Your instructions
Pick out the lines containing "label".

Dataset listings of figures
###

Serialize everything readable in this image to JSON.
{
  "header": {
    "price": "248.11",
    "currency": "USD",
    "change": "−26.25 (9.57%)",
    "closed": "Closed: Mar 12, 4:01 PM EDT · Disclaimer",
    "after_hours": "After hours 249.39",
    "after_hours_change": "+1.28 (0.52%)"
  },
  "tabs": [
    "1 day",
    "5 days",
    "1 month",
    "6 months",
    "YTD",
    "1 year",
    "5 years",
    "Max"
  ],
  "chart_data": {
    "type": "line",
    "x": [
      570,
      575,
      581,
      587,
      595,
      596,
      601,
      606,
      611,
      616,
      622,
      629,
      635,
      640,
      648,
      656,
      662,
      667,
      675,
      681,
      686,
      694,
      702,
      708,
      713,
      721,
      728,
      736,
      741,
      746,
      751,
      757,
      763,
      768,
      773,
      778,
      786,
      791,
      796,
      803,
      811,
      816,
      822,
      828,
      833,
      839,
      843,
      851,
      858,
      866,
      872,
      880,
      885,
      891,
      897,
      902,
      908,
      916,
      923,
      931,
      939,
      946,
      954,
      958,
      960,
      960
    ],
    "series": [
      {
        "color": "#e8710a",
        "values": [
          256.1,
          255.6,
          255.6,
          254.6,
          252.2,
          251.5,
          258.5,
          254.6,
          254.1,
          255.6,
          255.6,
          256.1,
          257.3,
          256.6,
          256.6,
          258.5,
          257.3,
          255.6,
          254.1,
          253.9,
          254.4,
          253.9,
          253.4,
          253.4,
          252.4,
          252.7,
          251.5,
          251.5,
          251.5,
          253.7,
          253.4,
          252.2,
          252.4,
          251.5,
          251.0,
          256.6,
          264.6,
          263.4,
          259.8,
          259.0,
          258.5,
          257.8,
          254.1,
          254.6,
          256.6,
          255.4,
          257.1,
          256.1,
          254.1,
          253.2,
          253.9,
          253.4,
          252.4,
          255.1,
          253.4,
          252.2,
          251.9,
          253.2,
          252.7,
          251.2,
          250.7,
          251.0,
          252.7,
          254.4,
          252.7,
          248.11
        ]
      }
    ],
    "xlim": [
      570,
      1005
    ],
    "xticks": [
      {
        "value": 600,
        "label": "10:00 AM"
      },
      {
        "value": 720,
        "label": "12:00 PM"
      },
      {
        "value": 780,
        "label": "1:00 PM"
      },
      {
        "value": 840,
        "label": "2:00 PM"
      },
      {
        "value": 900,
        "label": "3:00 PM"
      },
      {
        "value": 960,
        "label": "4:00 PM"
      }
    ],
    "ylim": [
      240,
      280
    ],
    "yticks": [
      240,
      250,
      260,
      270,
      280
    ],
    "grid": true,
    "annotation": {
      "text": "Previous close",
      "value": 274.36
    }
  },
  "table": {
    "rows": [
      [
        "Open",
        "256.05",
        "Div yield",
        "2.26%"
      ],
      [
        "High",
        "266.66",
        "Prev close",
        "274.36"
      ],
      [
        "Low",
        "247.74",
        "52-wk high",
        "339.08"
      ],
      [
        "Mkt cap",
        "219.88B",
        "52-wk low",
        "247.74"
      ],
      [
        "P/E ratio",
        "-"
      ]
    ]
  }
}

###

Result of the exercise
        "label": "10:00 AM"
        "label": "12:00 PM"
        "label": "1:00 PM"
        "label": "2:00 PM"
        "label": "3:00 PM"
        "label": "4:00 PM"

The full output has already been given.